↓↓↓

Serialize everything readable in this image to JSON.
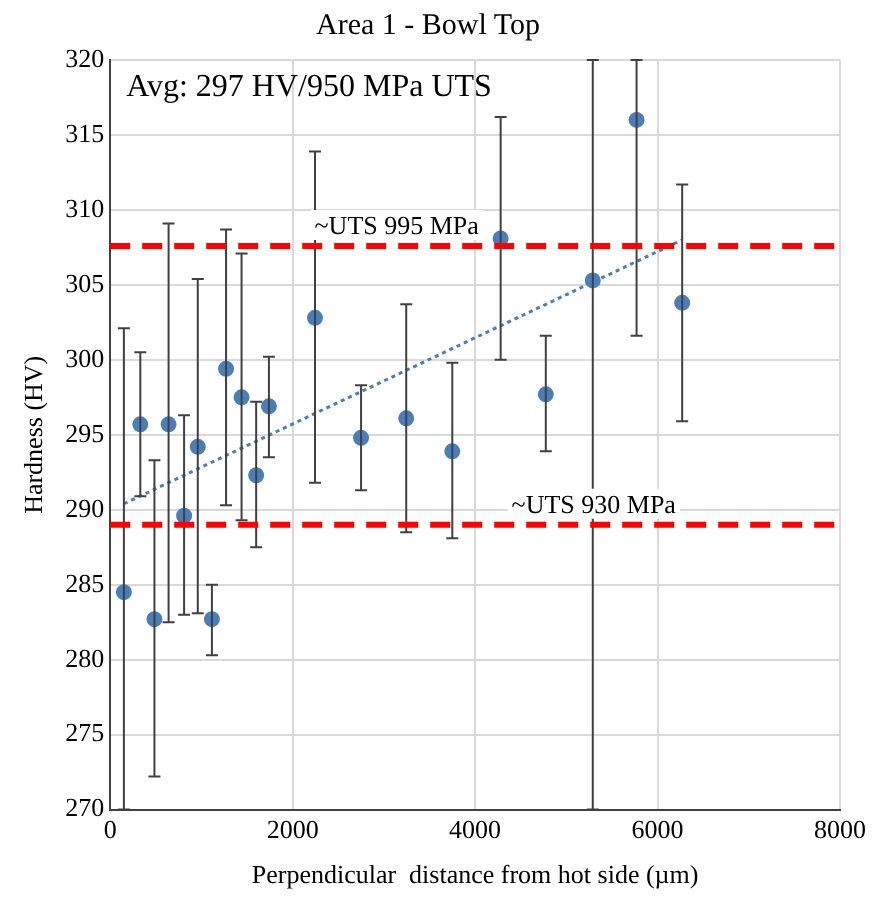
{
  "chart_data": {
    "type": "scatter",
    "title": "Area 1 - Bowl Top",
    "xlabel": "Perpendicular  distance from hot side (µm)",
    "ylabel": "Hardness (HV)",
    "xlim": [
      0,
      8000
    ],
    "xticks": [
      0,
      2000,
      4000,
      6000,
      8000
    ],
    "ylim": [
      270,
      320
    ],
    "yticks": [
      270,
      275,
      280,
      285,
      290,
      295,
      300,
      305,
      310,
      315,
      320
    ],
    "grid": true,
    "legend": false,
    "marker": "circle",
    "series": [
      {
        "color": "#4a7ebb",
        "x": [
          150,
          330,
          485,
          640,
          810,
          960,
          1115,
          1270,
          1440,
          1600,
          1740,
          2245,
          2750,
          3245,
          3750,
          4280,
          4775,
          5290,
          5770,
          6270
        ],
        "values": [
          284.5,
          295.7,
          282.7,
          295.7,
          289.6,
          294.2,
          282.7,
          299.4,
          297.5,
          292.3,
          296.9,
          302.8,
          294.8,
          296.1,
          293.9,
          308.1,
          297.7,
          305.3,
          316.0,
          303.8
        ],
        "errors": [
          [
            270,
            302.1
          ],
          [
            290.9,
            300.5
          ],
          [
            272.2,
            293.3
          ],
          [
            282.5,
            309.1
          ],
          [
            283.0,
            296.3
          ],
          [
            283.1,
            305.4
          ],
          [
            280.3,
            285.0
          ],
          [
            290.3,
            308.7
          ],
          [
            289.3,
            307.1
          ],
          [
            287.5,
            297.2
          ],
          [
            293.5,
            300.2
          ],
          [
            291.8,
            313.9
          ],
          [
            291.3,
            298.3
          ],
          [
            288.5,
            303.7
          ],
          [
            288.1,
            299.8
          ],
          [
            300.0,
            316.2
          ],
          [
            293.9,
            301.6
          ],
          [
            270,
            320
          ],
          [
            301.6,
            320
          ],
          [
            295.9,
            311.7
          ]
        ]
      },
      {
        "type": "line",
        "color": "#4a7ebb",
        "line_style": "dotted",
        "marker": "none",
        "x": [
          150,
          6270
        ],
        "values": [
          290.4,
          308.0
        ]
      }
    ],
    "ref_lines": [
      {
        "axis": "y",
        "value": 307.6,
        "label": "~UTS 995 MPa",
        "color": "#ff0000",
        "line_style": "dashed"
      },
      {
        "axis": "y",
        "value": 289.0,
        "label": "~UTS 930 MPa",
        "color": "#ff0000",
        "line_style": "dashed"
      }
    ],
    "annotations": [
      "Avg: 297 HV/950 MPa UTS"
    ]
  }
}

↑↑↑

§ GIVEN EXERCISE: Each record must be quoted in full and exactly. Do not include the pictures.

§ RESPONSE:
Serialize everything readable in this image to JSON.
{
  "chart_data": {
    "type": "scatter",
    "title": "Area 1 - Bowl Top",
    "xlabel": "Perpendicular  distance from hot side (µm)",
    "ylabel": "Hardness (HV)",
    "xlim": [
      0,
      8000
    ],
    "xticks": [
      0,
      2000,
      4000,
      6000,
      8000
    ],
    "ylim": [
      270,
      320
    ],
    "yticks": [
      270,
      275,
      280,
      285,
      290,
      295,
      300,
      305,
      310,
      315,
      320
    ],
    "grid": true,
    "legend": false,
    "marker": "circle",
    "series": [
      {
        "color": "#4a7ebb",
        "x": [
          150,
          330,
          485,
          640,
          810,
          960,
          1115,
          1270,
          1440,
          1600,
          1740,
          2245,
          2750,
          3245,
          3750,
          4280,
          4775,
          5290,
          5770,
          6270
        ],
        "values": [
          284.5,
          295.7,
          282.7,
          295.7,
          289.6,
          294.2,
          282.7,
          299.4,
          297.5,
          292.3,
          296.9,
          302.8,
          294.8,
          296.1,
          293.9,
          308.1,
          297.7,
          305.3,
          316.0,
          303.8
        ],
        "errors": [
          [
            270,
            302.1
          ],
          [
            290.9,
            300.5
          ],
          [
            272.2,
            293.3
          ],
          [
            282.5,
            309.1
          ],
          [
            283.0,
            296.3
          ],
          [
            283.1,
            305.4
          ],
          [
            280.3,
            285.0
          ],
          [
            290.3,
            308.7
          ],
          [
            289.3,
            307.1
          ],
          [
            287.5,
            297.2
          ],
          [
            293.5,
            300.2
          ],
          [
            291.8,
            313.9
          ],
          [
            291.3,
            298.3
          ],
          [
            288.5,
            303.7
          ],
          [
            288.1,
            299.8
          ],
          [
            300.0,
            316.2
          ],
          [
            293.9,
            301.6
          ],
          [
            270,
            320
          ],
          [
            301.6,
            320
          ],
          [
            295.9,
            311.7
          ]
        ]
      },
      {
        "type": "line",
        "color": "#4a7ebb",
        "line_style": "dotted",
        "marker": "none",
        "x": [
          150,
          6270
        ],
        "values": [
          290.4,
          308.0
        ]
      }
    ],
    "ref_lines": [
      {
        "axis": "y",
        "value": 307.6,
        "label": "~UTS 995 MPa",
        "color": "#ff0000",
        "line_style": "dashed"
      },
      {
        "axis": "y",
        "value": 289.0,
        "label": "~UTS 930 MPa",
        "color": "#ff0000",
        "line_style": "dashed"
      }
    ],
    "annotations": [
      "Avg: 297 HV/950 MPa UTS"
    ]
  }
}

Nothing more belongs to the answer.